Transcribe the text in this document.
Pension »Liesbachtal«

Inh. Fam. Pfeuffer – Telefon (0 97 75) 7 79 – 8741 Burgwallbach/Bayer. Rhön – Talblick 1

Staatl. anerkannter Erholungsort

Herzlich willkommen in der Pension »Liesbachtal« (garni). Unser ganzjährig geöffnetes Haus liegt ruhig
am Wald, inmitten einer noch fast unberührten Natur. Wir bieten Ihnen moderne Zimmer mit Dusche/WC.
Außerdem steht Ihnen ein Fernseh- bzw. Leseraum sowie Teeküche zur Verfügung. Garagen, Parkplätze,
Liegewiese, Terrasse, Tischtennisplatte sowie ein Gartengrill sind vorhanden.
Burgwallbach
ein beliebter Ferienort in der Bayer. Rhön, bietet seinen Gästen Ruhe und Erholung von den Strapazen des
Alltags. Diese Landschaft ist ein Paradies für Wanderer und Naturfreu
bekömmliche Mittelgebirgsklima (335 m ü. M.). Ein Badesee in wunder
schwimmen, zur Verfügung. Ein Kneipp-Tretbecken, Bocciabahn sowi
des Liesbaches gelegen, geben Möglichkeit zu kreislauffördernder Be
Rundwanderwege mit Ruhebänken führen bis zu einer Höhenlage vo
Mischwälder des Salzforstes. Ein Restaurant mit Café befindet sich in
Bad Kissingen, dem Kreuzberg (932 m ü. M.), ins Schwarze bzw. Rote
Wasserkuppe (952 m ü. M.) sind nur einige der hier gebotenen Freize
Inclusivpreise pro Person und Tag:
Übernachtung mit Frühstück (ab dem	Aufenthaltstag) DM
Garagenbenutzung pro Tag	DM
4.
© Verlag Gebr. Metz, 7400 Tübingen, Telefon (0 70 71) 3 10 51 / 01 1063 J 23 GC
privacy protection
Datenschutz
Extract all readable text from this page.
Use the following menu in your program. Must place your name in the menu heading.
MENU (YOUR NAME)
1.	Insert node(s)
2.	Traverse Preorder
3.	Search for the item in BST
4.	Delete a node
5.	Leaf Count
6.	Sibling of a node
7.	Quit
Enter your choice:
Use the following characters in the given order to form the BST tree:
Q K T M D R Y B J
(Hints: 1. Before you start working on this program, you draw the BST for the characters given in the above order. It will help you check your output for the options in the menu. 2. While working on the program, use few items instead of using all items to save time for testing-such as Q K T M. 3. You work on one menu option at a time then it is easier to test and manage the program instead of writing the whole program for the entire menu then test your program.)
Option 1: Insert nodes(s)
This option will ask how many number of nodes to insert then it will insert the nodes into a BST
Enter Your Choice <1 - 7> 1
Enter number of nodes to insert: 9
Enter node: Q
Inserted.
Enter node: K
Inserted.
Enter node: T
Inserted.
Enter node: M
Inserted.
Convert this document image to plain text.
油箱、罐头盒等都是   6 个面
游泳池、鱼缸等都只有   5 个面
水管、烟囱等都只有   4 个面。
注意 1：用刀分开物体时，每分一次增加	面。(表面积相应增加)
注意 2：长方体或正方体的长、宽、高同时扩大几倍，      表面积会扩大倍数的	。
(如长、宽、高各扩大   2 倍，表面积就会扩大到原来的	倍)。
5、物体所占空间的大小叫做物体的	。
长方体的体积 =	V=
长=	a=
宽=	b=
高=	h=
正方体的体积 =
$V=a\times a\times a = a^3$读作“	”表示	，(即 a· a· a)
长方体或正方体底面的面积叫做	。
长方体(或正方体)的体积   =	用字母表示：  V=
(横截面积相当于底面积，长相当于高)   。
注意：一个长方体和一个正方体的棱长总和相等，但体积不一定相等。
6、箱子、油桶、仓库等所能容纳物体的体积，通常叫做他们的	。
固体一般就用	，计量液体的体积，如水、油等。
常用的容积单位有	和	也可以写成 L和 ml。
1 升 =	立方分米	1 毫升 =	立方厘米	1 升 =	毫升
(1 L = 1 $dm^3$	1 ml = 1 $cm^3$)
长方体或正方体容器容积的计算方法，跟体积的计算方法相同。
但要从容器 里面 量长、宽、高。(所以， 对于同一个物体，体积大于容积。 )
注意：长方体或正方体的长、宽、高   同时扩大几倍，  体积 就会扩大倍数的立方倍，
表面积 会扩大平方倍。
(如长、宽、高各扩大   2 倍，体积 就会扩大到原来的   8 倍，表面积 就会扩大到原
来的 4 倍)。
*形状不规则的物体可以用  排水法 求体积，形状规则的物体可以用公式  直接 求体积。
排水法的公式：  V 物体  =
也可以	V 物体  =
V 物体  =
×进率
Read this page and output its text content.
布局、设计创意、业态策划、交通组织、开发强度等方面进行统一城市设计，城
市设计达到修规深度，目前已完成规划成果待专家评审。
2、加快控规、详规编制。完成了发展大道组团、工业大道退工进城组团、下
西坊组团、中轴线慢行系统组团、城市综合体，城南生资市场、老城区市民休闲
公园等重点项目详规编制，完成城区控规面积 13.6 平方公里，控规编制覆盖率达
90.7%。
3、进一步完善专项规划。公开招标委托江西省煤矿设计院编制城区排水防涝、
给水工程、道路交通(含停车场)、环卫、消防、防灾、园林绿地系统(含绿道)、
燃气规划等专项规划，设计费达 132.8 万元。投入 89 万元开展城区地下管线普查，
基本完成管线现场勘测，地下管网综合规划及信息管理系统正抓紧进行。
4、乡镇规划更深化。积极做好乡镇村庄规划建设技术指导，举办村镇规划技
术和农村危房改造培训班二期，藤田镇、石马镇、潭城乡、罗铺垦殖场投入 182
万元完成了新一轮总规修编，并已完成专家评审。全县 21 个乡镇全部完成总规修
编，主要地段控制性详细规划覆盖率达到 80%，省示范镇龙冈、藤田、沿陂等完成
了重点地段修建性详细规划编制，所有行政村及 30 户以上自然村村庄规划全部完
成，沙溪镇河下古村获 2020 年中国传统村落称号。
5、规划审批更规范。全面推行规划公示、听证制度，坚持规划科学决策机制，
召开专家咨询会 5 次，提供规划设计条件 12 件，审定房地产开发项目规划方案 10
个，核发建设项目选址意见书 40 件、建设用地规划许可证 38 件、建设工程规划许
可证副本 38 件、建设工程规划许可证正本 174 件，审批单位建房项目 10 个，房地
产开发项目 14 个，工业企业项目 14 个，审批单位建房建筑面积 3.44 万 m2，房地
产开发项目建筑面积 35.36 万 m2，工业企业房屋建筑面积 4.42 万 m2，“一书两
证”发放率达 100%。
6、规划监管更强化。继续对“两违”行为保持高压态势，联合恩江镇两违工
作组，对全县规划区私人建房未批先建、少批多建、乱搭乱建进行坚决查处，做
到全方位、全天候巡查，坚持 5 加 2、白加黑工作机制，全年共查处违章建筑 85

+++

Set problem →
Repeat the material in full, exactly as it stands.

Exercise answer →
Transcribe the text in this document.
Pension »Liesbachtal«

Inh. Fam. Pfeuffer – Telefon (0 97 75) 7 79 – 8741 Burgwallbach/Bayer. Rhön – Talblick 1

Staatl. anerkannter Erholungsort

Herzlich willkommen in der Pension »Liesbachtal« (garni). Unser ganzjährig geöffnetes Haus liegt ruhig
am Wald, inmitten einer noch fast unberührten Natur. Wir bieten Ihnen moderne Zimmer mit Dusche/WC.
Außerdem steht Ihnen ein Fernseh- bzw. Leseraum sowie Teeküche zur Verfügung. Garagen, Parkplätze,
Liegewiese, Terrasse, Tischtennisplatte sowie ein Gartengrill sind vorhanden.
Burgwallbach
ein beliebter Ferienort in der Bayer. Rhön, bietet seinen Gästen Ruhe und Erholung von den Strapazen des
Alltags. Diese Landschaft ist ein Paradies für Wanderer und Naturfreu
bekömmliche Mittelgebirgsklima (335 m ü. M.). Ein Badesee in wunder
schwimmen, zur Verfügung. Ein Kneipp-Tretbecken, Bocciabahn sowi
des Liesbaches gelegen, geben Möglichkeit zu kreislauffördernder Be
Rundwanderwege mit Ruhebänken führen bis zu einer Höhenlage vo
Mischwälder des Salzforstes. Ein Restaurant mit Café befindet sich in
Bad Kissingen, dem Kreuzberg (932 m ü. M.), ins Schwarze bzw. Rote
Wasserkuppe (952 m ü. M.) sind nur einige der hier gebotenen Freize
Inclusivpreise pro Person und Tag:
Übernachtung mit Frühstück (ab dem	Aufenthaltstag) DM
Garagenbenutzung pro Tag	DM
4.
© Verlag Gebr. Metz, 7400 Tübingen, Telefon (0 70 71) 3 10 51 / 01 1063 J 23 GC
privacy protection
Datenschutz
Extract all readable text from this page.
Use the following menu in your program. Must place your name in the menu heading.
MENU (YOUR NAME)
1.	Insert node(s)
2.	Traverse Preorder
3.	Search for the item in BST
4.	Delete a node
5.	Leaf Count
6.	Sibling of a node
7.	Quit
Enter your choice:
Use the following characters in the given order to form the BST tree:
Q K T M D R Y B J
(Hints: 1. Before you start working on this program, you draw the BST for the characters given in the above order. It will help you check your output for the options in the menu. 2. While working on the program, use few items instead of using all items to save time for testing-such as Q K T M. 3. You work on one menu option at a time then it is easier to test and manage the program instead of writing the whole program for the entire menu then test your program.)
Option 1: Insert nodes(s)
This option will ask how many number of nodes to insert then it will insert the nodes into a BST
Enter Your Choice <1 - 7> 1
Enter number of nodes to insert: 9
Enter node: Q
Inserted.
Enter node: K
Inserted.
Enter node: T
Inserted.
Enter node: M
Inserted.
Convert this document image to plain text.
油箱、罐头盒等都是   6 个面
游泳池、鱼缸等都只有   5 个面
水管、烟囱等都只有   4 个面。
注意 1：用刀分开物体时，每分一次增加	面。(表面积相应增加)
注意 2：长方体或正方体的长、宽、高同时扩大几倍，      表面积会扩大倍数的	。
(如长、宽、高各扩大   2 倍，表面积就会扩大到原来的	倍)。
5、物体所占空间的大小叫做物体的	。
长方体的体积 =	V=
长=	a=
宽=	b=
高=	h=
正方体的体积 =
$V=a\times a\times a = a^3$读作“	”表示	，(即 a· a· a)
长方体或正方体底面的面积叫做	。
长方体(或正方体)的体积   =	用字母表示：  V=
(横截面积相当于底面积，长相当于高)   。
注意：一个长方体和一个正方体的棱长总和相等，但体积不一定相等。
6、箱子、油桶、仓库等所能容纳物体的体积，通常叫做他们的	。
固体一般就用	，计量液体的体积，如水、油等。
常用的容积单位有	和	也可以写成 L和 ml。
1 升 =	立方分米	1 毫升 =	立方厘米	1 升 =	毫升
(1 L = 1 $dm^3$	1 ml = 1 $cm^3$)
长方体或正方体容器容积的计算方法，跟体积的计算方法相同。
但要从容器 里面 量长、宽、高。(所以， 对于同一个物体，体积大于容积。 )
注意：长方体或正方体的长、宽、高   同时扩大几倍，  体积 就会扩大倍数的立方倍，
表面积 会扩大平方倍。
(如长、宽、高各扩大   2 倍，体积 就会扩大到原来的   8 倍，表面积 就会扩大到原
来的 4 倍)。
*形状不规则的物体可以用  排水法 求体积，形状规则的物体可以用公式  直接 求体积。
排水法的公式：  V 物体  =
也可以	V 物体  =
V 物体  =
×进率
Read this page and output its text content.
布局、设计创意、业态策划、交通组织、开发强度等方面进行统一城市设计，城
市设计达到修规深度，目前已完成规划成果待专家评审。
2、加快控规、详规编制。完成了发展大道组团、工业大道退工进城组团、下
西坊组团、中轴线慢行系统组团、城市综合体，城南生资市场、老城区市民休闲
公园等重点项目详规编制，完成城区控规面积 13.6 平方公里，控规编制覆盖率达
90.7%。
3、进一步完善专项规划。公开招标委托江西省煤矿设计院编制城区排水防涝、
给水工程、道路交通(含停车场)、环卫、消防、防灾、园林绿地系统(含绿道)、
燃气规划等专项规划，设计费达 132.8 万元。投入 89 万元开展城区地下管线普查，
基本完成管线现场勘测，地下管网综合规划及信息管理系统正抓紧进行。
4、乡镇规划更深化。积极做好乡镇村庄规划建设技术指导，举办村镇规划技
术和农村危房改造培训班二期，藤田镇、石马镇、潭城乡、罗铺垦殖场投入 182
万元完成了新一轮总规修编，并已完成专家评审。全县 21 个乡镇全部完成总规修
编，主要地段控制性详细规划覆盖率达到 80%，省示范镇龙冈、藤田、沿陂等完成
了重点地段修建性详细规划编制，所有行政村及 30 户以上自然村村庄规划全部完
成，沙溪镇河下古村获 2020 年中国传统村落称号。
5、规划审批更规范。全面推行规划公示、听证制度，坚持规划科学决策机制，
召开专家咨询会 5 次，提供规划设计条件 12 件，审定房地产开发项目规划方案 10
个，核发建设项目选址意见书 40 件、建设用地规划许可证 38 件、建设工程规划许
可证副本 38 件、建设工程规划许可证正本 174 件，审批单位建房项目 10 个，房地
产开发项目 14 个，工业企业项目 14 个，审批单位建房建筑面积 3.44 万 m2，房地
产开发项目建筑面积 35.36 万 m2，工业企业房屋建筑面积 4.42 万 m2，“一书两
证”发放率达 100%。
6、规划监管更强化。继续对“两违”行为保持高压态势，联合恩江镇两违工
作组，对全县规划区私人建房未批先建、少批多建、乱搭乱建进行坚决查处，做
到全方位、全天候巡查，坚持 5 加 2、白加黑工作机制，全年共查处违章建筑 85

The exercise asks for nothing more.